*Element location listings*
■ ■ ■ ■ ■

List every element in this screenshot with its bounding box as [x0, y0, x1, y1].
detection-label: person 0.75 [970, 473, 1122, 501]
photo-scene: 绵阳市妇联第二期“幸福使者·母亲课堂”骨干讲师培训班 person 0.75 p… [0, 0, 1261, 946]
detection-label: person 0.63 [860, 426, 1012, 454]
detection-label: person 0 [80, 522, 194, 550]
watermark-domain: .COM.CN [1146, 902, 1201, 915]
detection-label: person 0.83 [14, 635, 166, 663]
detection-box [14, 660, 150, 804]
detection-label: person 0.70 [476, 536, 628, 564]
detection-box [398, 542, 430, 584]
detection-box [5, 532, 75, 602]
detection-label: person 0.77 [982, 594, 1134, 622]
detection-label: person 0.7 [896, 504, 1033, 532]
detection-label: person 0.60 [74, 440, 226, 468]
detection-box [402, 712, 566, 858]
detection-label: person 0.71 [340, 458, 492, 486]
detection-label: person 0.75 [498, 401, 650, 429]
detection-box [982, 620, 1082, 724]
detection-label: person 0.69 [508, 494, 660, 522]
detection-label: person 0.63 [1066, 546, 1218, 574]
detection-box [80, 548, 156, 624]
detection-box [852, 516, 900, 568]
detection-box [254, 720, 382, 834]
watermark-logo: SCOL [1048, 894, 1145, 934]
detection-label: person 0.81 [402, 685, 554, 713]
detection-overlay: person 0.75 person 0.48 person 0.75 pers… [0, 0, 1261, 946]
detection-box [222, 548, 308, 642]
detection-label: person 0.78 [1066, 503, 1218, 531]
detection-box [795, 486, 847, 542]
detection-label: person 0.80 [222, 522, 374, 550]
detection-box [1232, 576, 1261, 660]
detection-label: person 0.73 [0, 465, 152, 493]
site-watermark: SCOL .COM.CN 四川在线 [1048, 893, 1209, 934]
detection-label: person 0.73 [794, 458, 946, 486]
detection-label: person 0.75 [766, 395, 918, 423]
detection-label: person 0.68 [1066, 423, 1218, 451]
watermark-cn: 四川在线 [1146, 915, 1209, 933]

■ ■ ■ ■ ■

*Stated exercise*
Update the entries by replacing every "detection-box" with "bounding-box", and leave everything else as it is.

*Problem solution*
List every element in this screenshot with its bounding box as [x0, y0, x1, y1].
detection-label: person 0.75 [970, 473, 1122, 501]
photo-scene: 绵阳市妇联第二期“幸福使者·母亲课堂”骨干讲师培训班 person 0.75 p… [0, 0, 1261, 946]
detection-label: person 0.63 [860, 426, 1012, 454]
detection-label: person 0 [80, 522, 194, 550]
watermark-domain: .COM.CN [1146, 902, 1201, 915]
detection-label: person 0.83 [14, 635, 166, 663]
bounding-box [14, 660, 150, 804]
detection-label: person 0.70 [476, 536, 628, 564]
bounding-box [398, 542, 430, 584]
bounding-box [5, 532, 75, 602]
detection-label: person 0.77 [982, 594, 1134, 622]
detection-label: person 0.7 [896, 504, 1033, 532]
detection-label: person 0.60 [74, 440, 226, 468]
bounding-box [402, 712, 566, 858]
detection-label: person 0.71 [340, 458, 492, 486]
detection-label: person 0.75 [498, 401, 650, 429]
bounding-box [982, 620, 1082, 724]
detection-label: person 0.69 [508, 494, 660, 522]
detection-label: person 0.63 [1066, 546, 1218, 574]
bounding-box [80, 548, 156, 624]
bounding-box [852, 516, 900, 568]
bounding-box [254, 720, 382, 834]
watermark-logo: SCOL [1048, 894, 1145, 934]
detection-label: person 0.81 [402, 685, 554, 713]
detection-overlay: person 0.75 person 0.48 person 0.75 pers… [0, 0, 1261, 946]
bounding-box [222, 548, 308, 642]
detection-label: person 0.78 [1066, 503, 1218, 531]
bounding-box [795, 486, 847, 542]
detection-label: person 0.80 [222, 522, 374, 550]
bounding-box [1232, 576, 1261, 660]
detection-label: person 0.73 [0, 465, 152, 493]
site-watermark: SCOL .COM.CN 四川在线 [1048, 893, 1209, 934]
detection-label: person 0.73 [794, 458, 946, 486]
detection-label: person 0.75 [766, 395, 918, 423]
detection-label: person 0.68 [1066, 423, 1218, 451]
watermark-cn: 四川在线 [1146, 915, 1209, 933]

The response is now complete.